__Exercise instructions__: Omit the pictures from the entries below and retype everything else exactly.

__Data records__:
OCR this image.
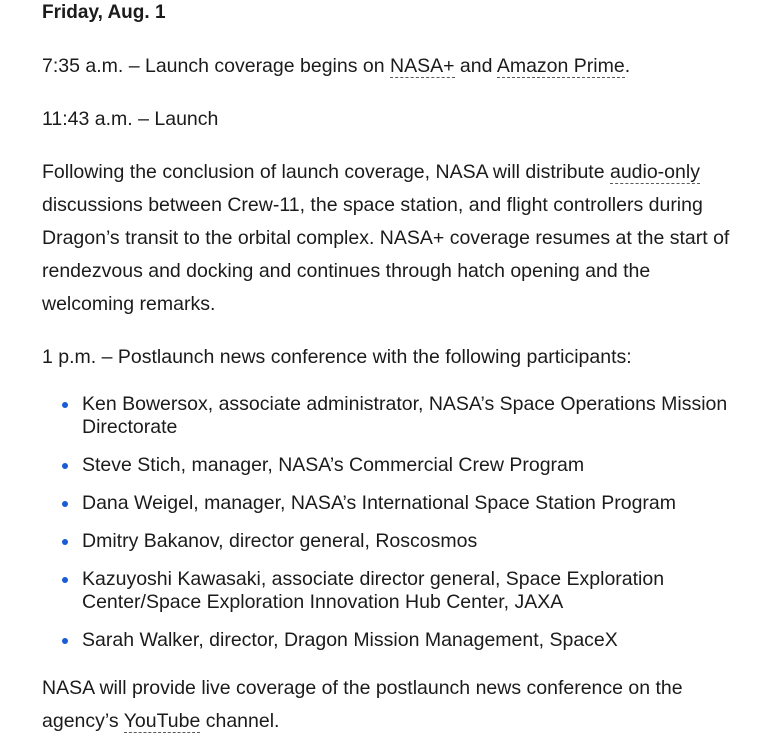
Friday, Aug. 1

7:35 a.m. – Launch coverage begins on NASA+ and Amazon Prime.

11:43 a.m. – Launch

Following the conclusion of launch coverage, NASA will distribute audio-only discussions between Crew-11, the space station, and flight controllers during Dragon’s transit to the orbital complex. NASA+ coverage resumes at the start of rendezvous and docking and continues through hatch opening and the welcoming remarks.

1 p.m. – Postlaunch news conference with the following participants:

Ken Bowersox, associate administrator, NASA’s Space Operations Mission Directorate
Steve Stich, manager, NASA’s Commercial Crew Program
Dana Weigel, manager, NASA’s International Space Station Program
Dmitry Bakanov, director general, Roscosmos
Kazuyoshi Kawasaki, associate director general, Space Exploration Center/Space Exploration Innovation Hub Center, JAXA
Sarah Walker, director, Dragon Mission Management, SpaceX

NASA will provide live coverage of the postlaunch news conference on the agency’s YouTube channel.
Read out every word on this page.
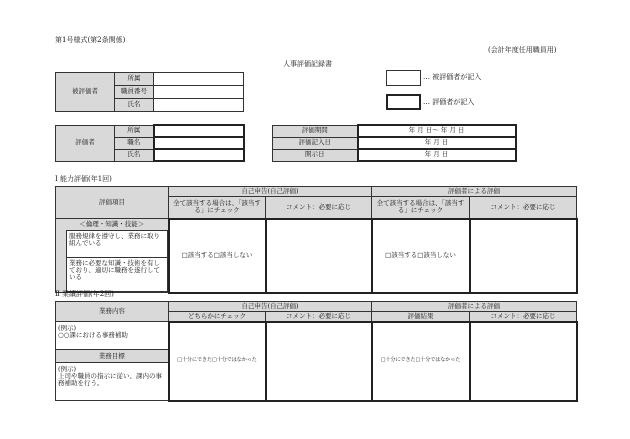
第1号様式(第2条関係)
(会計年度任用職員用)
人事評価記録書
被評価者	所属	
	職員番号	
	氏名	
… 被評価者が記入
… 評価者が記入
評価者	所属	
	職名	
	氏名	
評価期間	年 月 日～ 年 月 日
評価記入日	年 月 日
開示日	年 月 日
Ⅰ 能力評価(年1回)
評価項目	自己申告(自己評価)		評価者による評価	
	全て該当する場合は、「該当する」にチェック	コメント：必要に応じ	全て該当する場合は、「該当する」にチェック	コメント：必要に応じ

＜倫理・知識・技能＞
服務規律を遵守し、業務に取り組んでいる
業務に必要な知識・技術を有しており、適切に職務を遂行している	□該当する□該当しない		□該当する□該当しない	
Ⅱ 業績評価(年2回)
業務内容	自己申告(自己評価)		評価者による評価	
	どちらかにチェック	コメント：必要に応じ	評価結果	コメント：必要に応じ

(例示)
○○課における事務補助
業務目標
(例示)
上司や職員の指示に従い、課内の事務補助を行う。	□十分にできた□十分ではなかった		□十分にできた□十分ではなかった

__Output below__:
OCR this image.
Friday, Aug. 1

7:35 a.m. – Launch coverage begins on NASA+ and Amazon Prime.

11:43 a.m. – Launch

Following the conclusion of launch coverage, NASA will distribute audio-only discussions between Crew-11, the space station, and flight controllers during Dragon’s transit to the orbital complex. NASA+ coverage resumes at the start of rendezvous and docking and continues through hatch opening and the welcoming remarks.

1 p.m. – Postlaunch news conference with the following participants:

Ken Bowersox, associate administrator, NASA’s Space Operations Mission Directorate
Steve Stich, manager, NASA’s Commercial Crew Program
Dana Weigel, manager, NASA’s International Space Station Program
Dmitry Bakanov, director general, Roscosmos
Kazuyoshi Kawasaki, associate director general, Space Exploration Center/Space Exploration Innovation Hub Center, JAXA
Sarah Walker, director, Dragon Mission Management, SpaceX

NASA will provide live coverage of the postlaunch news conference on the agency’s YouTube channel.
Read out every word on this page.
第1号様式(第2条関係)
(会計年度任用職員用)
人事評価記録書
被評価者	所属	
	職員番号	
	氏名	
… 被評価者が記入
… 評価者が記入
評価者	所属	
	職名	
	氏名	
評価期間	年 月 日～ 年 月 日
評価記入日	年 月 日
開示日	年 月 日
Ⅰ 能力評価(年1回)
評価項目	自己申告(自己評価)		評価者による評価	
	全て該当する場合は、「該当する」にチェック	コメント：必要に応じ	全て該当する場合は、「該当する」にチェック	コメント：必要に応じ

＜倫理・知識・技能＞
服務規律を遵守し、業務に取り組んでいる
業務に必要な知識・技術を有しており、適切に職務を遂行している	□該当する□該当しない		□該当する□該当しない	
Ⅱ 業績評価(年2回)
業務内容	自己申告(自己評価)		評価者による評価	
	どちらかにチェック	コメント：必要に応じ	評価結果	コメント：必要に応じ

(例示)
○○課における事務補助
業務目標
(例示)
上司や職員の指示に従い、課内の事務補助を行う。	□十分にできた□十分ではなかった		□十分にできた□十分ではなかった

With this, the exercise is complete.